■ EXERCISE BRIEF
Repeat, exactly and in full, the lines of the listing below, but without any pictures.

═══ RECORDS FOR THIS EXERCISE

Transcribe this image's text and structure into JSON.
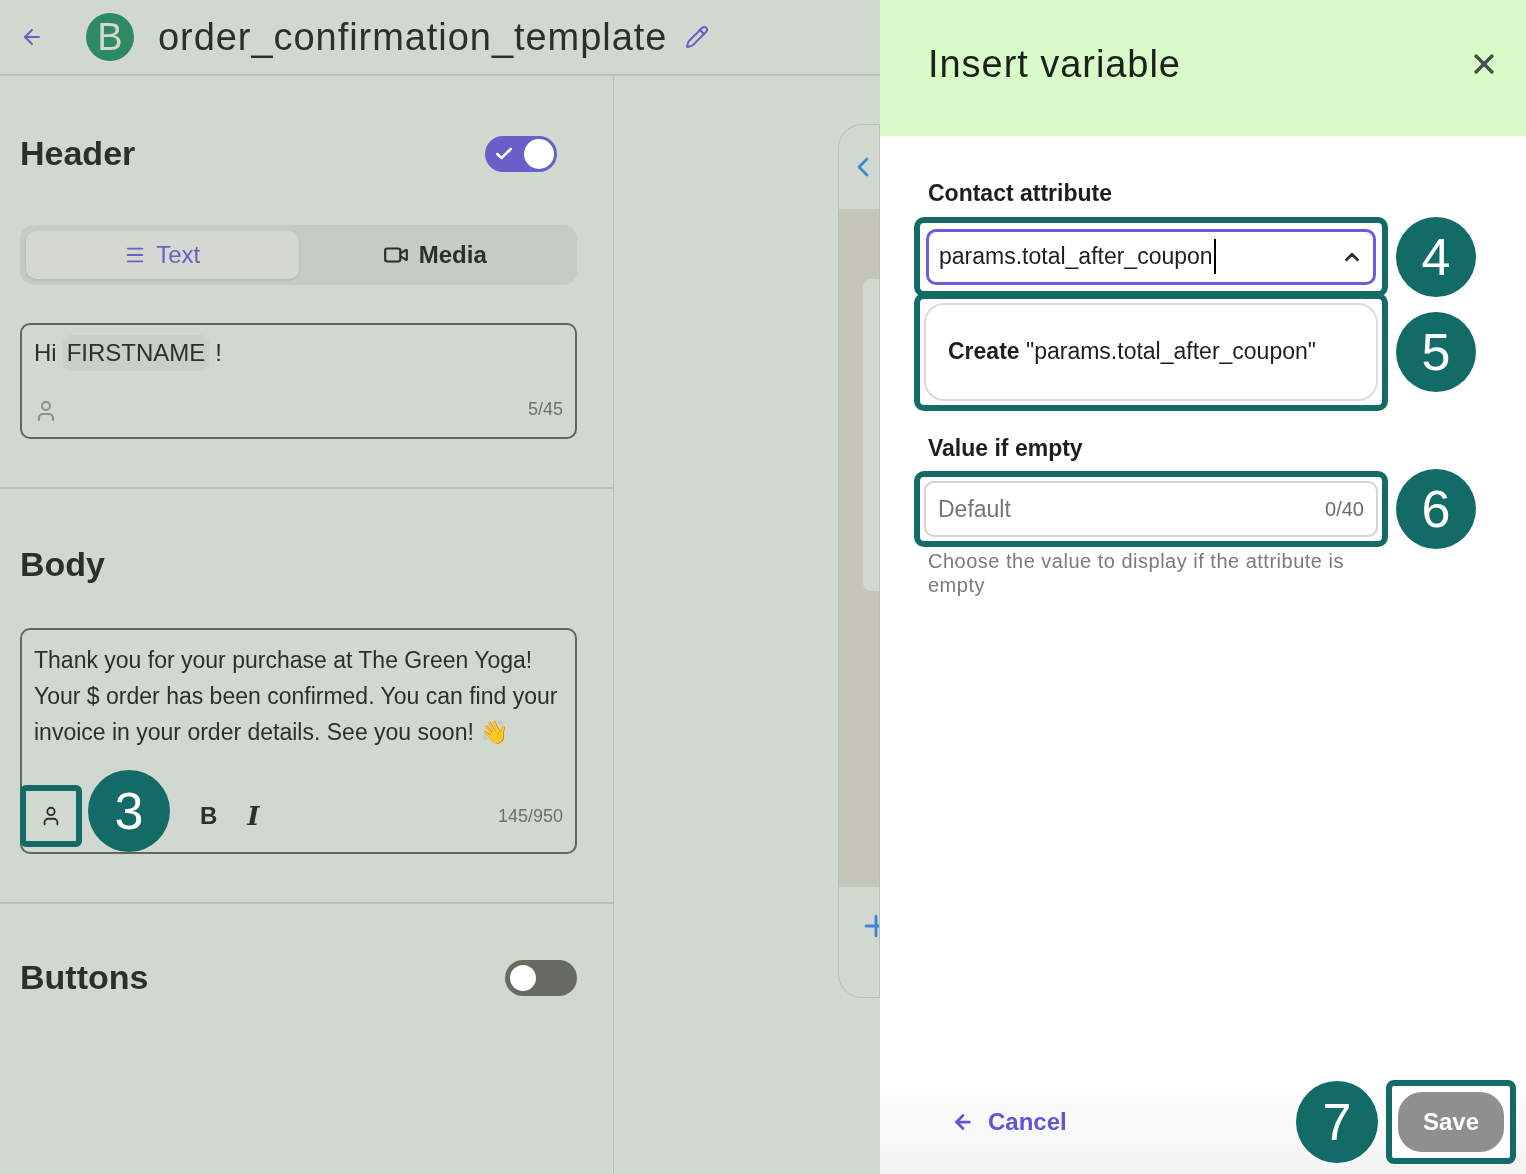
{
  "top_bar": {
    "title": "order_confirmation_template",
    "logo_letter": "B"
  },
  "header_section": {
    "title": "Header",
    "on": true,
    "tabs": [
      {
        "label": "Text",
        "selected": true,
        "kind": "text"
      },
      {
        "label": "Media",
        "selected": false,
        "kind": "media"
      }
    ],
    "field": {
      "greeting": "Hi",
      "variable": "FIRSTNAME",
      "punctuation": "!",
      "count": "5/45"
    }
  },
  "body_section": {
    "title": "Body",
    "text": "Thank you for your purchase at The Green Yoga! Your $ order has been confirmed. You can find your invoice in your order details. See you soon! 👋",
    "count": "145/950",
    "bold_label": "B",
    "italic_label": "I",
    "callout": "3"
  },
  "buttons_section": {
    "title": "Buttons",
    "on": false
  },
  "drawer": {
    "title": "Insert variable",
    "contact_attribute": {
      "label": "Contact attribute",
      "value": "params.total_after_coupon",
      "expanded": true,
      "callout": "4"
    },
    "create_option": {
      "action": "Create",
      "value": "\"params.total_after_coupon\"",
      "callout": "5"
    },
    "value_if_empty": {
      "label": "Value if empty",
      "placeholder": "Default",
      "count": "0/40",
      "hint": "Choose the value to display if the attribute is empty",
      "callout": "6"
    },
    "cancel": "Cancel",
    "save": {
      "label": "Save",
      "disabled": true,
      "callout": "7"
    }
  }
}
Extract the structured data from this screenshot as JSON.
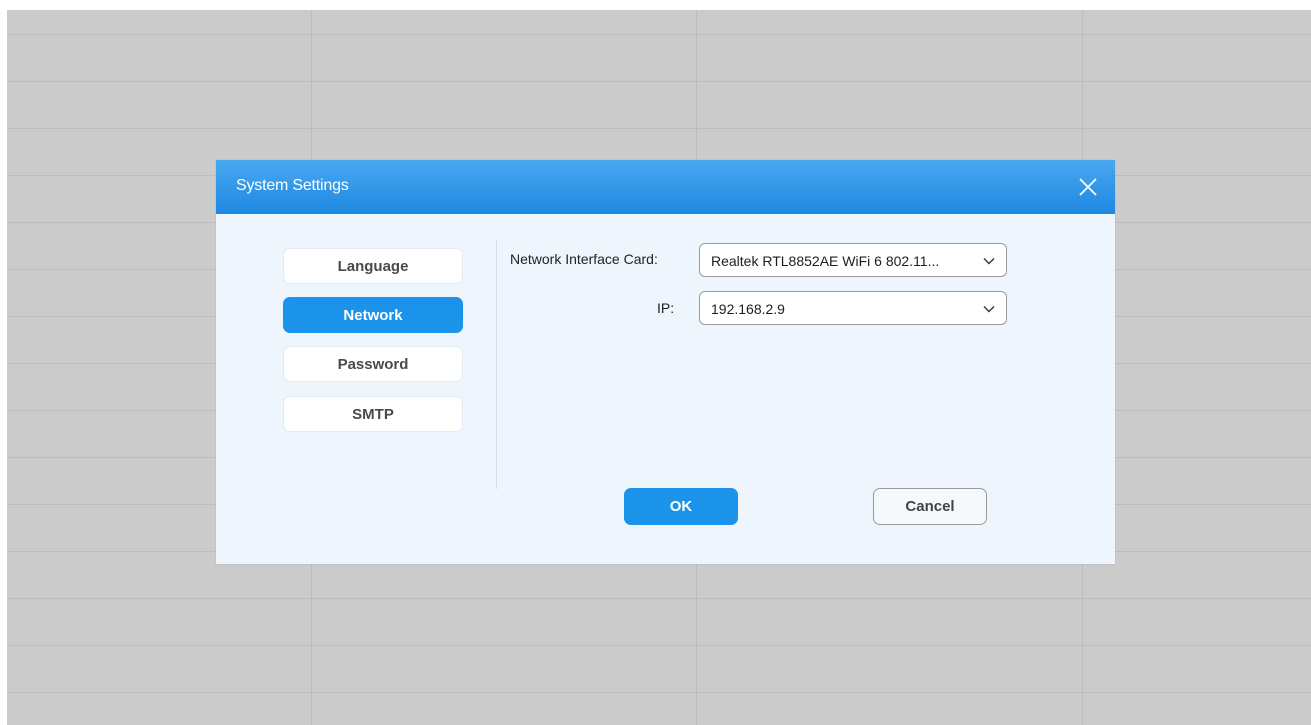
{
  "dialog": {
    "title": "System Settings",
    "close_icon": "close-icon"
  },
  "nav": {
    "items": [
      {
        "label": "Language",
        "active": false
      },
      {
        "label": "Network",
        "active": true
      },
      {
        "label": "Password",
        "active": false
      },
      {
        "label": "SMTP",
        "active": false
      }
    ]
  },
  "network": {
    "nic_label": "Network Interface Card:",
    "nic_value": "Realtek RTL8852AE WiFi 6 802.11...",
    "ip_label": "IP:",
    "ip_value": "192.168.2.9",
    "dropdown_icon": "chevron-down-icon"
  },
  "actions": {
    "ok_label": "OK",
    "cancel_label": "Cancel"
  },
  "colors": {
    "accent": "#1c93ea",
    "titlebar_top": "#4aa8f0",
    "titlebar_bottom": "#1e88e2",
    "dialog_bg": "#eef5fd",
    "backdrop": "#cbcbcb"
  }
}
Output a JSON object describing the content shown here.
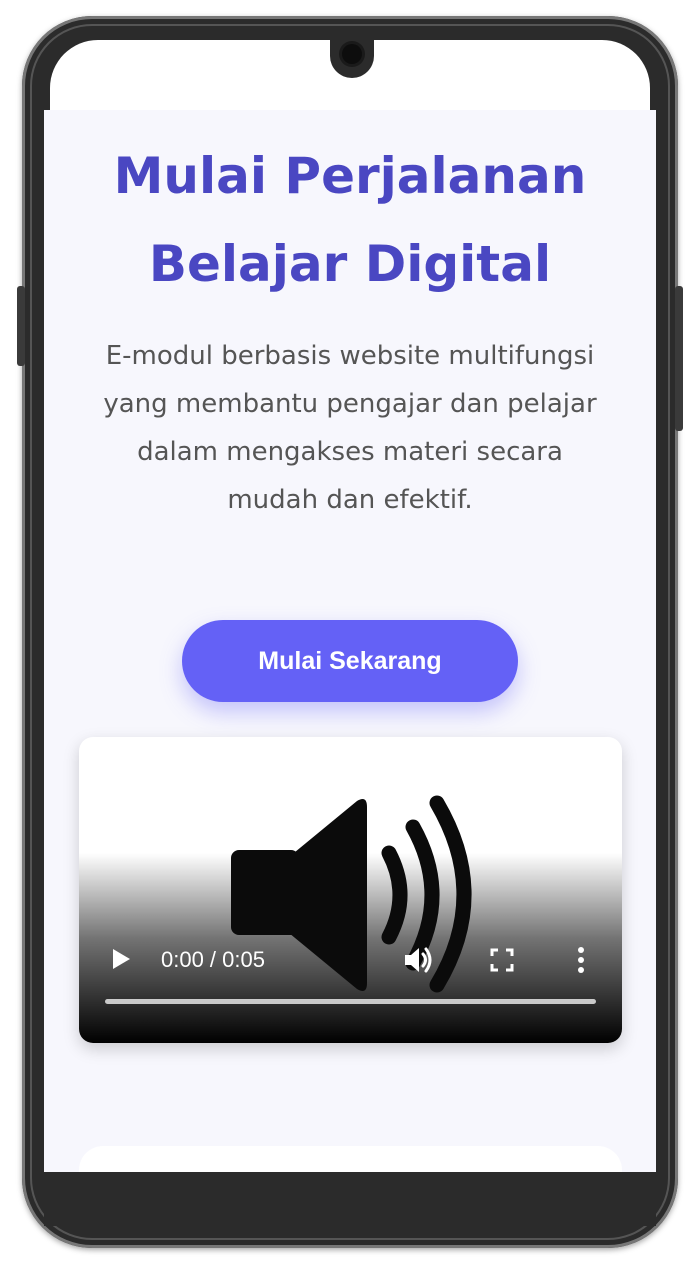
{
  "hero": {
    "title_line1": "Mulai Perjalanan",
    "title_line2": "Belajar Digital",
    "description": "E-modul berbasis website multifungsi yang membantu pengajar dan pelajar dalam mengakses materi secara mudah dan efektif.",
    "cta_label": "Mulai Sekarang"
  },
  "video": {
    "time_display": "0:00 / 0:05",
    "poster_icon": "speaker-volume-icon",
    "progress": 0
  },
  "colors": {
    "title": "#4a47c2",
    "cta": "#6461f6",
    "page_bg": "#f7f7fd",
    "text": "#555555"
  }
}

══════

■ EXERCISE OUTPUT
Transcribe this image's text and structure into JSON.
{
  "top_bar": {
    "title": "order_confirmation_template",
    "logo_letter": "B"
  },
  "header_section": {
    "title": "Header",
    "on": true,
    "tabs": [
      {
        "label": "Text",
        "selected": true,
        "kind": "text"
      },
      {
        "label": "Media",
        "selected": false,
        "kind": "media"
      }
    ],
    "field": {
      "greeting": "Hi",
      "variable": "FIRSTNAME",
      "punctuation": "!",
      "count": "5/45"
    }
  },
  "body_section": {
    "title": "Body",
    "text": "Thank you for your purchase at The Green Yoga! Your $ order has been confirmed. You can find your invoice in your order details. See you soon! 👋",
    "count": "145/950",
    "bold_label": "B",
    "italic_label": "I",
    "callout": "3"
  },
  "buttons_section": {
    "title": "Buttons",
    "on": false
  },
  "drawer": {
    "title": "Insert variable",
    "contact_attribute": {
      "label": "Contact attribute",
      "value": "params.total_after_coupon",
      "expanded": true,
      "callout": "4"
    },
    "create_option": {
      "action": "Create",
      "value": "\"params.total_after_coupon\"",
      "callout": "5"
    },
    "value_if_empty": {
      "label": "Value if empty",
      "placeholder": "Default",
      "count": "0/40",
      "hint": "Choose the value to display if the attribute is empty",
      "callout": "6"
    },
    "cancel": "Cancel",
    "save": {
      "label": "Save",
      "disabled": true,
      "callout": "7"
    }
  }
}
Extract the structured data from this screenshot as JSON.
{
  "dialog": {
    "title": "System Settings",
    "close_icon": "close-icon"
  },
  "nav": {
    "items": [
      {
        "label": "Language",
        "active": false
      },
      {
        "label": "Network",
        "active": true
      },
      {
        "label": "Password",
        "active": false
      },
      {
        "label": "SMTP",
        "active": false
      }
    ]
  },
  "network": {
    "nic_label": "Network Interface Card:",
    "nic_value": "Realtek RTL8852AE WiFi 6 802.11...",
    "ip_label": "IP:",
    "ip_value": "192.168.2.9",
    "dropdown_icon": "chevron-down-icon"
  },
  "actions": {
    "ok_label": "OK",
    "cancel_label": "Cancel"
  },
  "colors": {
    "accent": "#1c93ea",
    "titlebar_top": "#4aa8f0",
    "titlebar_bottom": "#1e88e2",
    "dialog_bg": "#eef5fd",
    "backdrop": "#cbcbcb"
  }
}
Output a JSON object describing the content shown here.
{
  "hero": {
    "title_line1": "Mulai Perjalanan",
    "title_line2": "Belajar Digital",
    "description": "E-modul berbasis website multifungsi yang membantu pengajar dan pelajar dalam mengakses materi secara mudah dan efektif.",
    "cta_label": "Mulai Sekarang"
  },
  "video": {
    "time_display": "0:00 / 0:05",
    "poster_icon": "speaker-volume-icon",
    "progress": 0
  },
  "colors": {
    "title": "#4a47c2",
    "cta": "#6461f6",
    "page_bg": "#f7f7fd",
    "text": "#555555"
  }
}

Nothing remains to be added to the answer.